Rows
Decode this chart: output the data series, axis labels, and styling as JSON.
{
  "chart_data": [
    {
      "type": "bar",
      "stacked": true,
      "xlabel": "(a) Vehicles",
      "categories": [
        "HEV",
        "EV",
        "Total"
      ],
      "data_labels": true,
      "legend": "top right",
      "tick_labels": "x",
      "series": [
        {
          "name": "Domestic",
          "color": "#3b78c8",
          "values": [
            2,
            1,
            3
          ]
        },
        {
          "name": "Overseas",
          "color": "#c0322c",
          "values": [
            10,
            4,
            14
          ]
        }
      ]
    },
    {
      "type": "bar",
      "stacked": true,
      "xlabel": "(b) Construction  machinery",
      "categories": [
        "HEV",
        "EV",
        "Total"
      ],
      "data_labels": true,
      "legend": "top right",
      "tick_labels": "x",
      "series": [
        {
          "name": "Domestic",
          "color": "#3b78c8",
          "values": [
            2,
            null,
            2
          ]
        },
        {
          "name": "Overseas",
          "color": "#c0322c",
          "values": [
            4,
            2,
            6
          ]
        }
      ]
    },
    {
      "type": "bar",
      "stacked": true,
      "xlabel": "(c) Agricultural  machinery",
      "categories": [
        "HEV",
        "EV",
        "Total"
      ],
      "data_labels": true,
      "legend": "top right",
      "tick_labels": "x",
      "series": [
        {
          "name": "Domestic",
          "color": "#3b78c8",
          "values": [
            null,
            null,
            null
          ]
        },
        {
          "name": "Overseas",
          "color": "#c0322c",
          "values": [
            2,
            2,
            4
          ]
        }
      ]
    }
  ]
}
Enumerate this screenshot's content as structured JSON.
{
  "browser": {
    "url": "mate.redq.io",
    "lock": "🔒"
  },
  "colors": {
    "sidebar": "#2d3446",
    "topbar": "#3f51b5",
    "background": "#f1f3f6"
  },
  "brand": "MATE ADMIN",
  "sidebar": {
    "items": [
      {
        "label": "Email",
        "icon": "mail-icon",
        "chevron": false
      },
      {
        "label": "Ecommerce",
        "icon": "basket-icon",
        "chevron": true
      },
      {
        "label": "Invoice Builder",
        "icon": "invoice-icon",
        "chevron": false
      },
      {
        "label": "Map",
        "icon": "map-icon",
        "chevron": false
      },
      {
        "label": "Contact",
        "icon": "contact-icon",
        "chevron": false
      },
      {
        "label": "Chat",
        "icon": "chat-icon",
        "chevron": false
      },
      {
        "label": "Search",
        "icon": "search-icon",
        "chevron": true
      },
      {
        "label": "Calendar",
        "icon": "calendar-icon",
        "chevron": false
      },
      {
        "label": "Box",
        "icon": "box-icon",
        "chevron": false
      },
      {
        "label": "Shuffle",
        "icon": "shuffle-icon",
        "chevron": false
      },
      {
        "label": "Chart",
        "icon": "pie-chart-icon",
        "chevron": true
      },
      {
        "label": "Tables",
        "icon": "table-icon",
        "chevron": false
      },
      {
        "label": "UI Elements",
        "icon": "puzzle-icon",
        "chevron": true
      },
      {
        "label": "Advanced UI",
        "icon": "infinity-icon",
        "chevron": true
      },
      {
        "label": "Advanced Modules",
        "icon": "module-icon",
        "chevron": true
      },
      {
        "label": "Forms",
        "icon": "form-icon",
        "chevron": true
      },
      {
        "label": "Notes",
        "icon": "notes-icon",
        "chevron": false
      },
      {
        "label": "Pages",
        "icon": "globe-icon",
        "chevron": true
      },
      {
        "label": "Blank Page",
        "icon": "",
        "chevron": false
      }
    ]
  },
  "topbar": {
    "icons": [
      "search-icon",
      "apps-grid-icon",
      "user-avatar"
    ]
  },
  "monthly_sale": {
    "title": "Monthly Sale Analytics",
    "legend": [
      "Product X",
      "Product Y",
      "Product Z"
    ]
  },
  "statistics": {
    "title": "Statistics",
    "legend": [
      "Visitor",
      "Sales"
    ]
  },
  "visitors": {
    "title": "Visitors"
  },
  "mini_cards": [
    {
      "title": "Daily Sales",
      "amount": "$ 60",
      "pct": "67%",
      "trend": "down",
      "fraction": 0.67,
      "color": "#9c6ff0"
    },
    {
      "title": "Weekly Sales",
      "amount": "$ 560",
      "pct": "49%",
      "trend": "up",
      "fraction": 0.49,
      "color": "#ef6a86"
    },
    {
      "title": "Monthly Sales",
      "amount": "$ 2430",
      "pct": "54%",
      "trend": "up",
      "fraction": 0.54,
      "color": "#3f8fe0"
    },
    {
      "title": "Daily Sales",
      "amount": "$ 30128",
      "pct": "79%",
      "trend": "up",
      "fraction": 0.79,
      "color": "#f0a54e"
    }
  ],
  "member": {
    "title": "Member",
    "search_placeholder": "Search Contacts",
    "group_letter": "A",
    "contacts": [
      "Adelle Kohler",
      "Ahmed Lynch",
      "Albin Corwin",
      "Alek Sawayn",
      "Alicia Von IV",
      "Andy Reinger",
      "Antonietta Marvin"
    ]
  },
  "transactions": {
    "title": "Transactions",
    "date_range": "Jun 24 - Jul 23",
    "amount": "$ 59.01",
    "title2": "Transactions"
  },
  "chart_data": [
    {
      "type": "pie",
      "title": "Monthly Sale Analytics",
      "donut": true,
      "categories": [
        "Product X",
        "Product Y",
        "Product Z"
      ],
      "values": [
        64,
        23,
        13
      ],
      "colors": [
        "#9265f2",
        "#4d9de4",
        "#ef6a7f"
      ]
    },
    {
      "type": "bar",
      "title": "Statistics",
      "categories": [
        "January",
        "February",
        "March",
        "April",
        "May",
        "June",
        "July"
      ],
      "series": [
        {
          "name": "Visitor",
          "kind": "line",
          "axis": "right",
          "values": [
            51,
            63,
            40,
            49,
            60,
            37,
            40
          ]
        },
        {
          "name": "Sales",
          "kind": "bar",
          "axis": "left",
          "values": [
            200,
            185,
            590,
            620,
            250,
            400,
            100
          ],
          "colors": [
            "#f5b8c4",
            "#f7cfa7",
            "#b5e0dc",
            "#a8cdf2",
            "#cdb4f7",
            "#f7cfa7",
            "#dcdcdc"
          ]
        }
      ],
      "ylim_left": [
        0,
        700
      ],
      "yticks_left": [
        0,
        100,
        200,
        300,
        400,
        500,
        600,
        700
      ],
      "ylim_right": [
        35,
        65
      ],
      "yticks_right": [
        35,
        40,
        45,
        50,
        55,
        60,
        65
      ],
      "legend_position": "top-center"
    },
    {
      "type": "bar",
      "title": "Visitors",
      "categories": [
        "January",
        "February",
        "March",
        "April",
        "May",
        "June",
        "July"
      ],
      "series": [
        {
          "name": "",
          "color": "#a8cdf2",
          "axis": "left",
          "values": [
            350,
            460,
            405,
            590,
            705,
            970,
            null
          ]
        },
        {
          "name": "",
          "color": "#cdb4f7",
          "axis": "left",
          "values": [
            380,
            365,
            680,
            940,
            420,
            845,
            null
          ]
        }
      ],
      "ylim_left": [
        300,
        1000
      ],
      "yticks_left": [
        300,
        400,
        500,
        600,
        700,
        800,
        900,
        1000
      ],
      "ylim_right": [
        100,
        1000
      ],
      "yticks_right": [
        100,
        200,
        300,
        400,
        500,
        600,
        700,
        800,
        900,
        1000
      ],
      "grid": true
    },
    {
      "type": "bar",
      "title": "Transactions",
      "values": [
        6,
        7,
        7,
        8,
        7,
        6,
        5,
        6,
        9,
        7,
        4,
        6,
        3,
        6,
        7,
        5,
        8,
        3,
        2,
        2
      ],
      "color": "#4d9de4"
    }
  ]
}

Requirements
Go through the listing above and report how many of its lines contain the word "Analytics", with only the number as output.

Reply to the exercise
2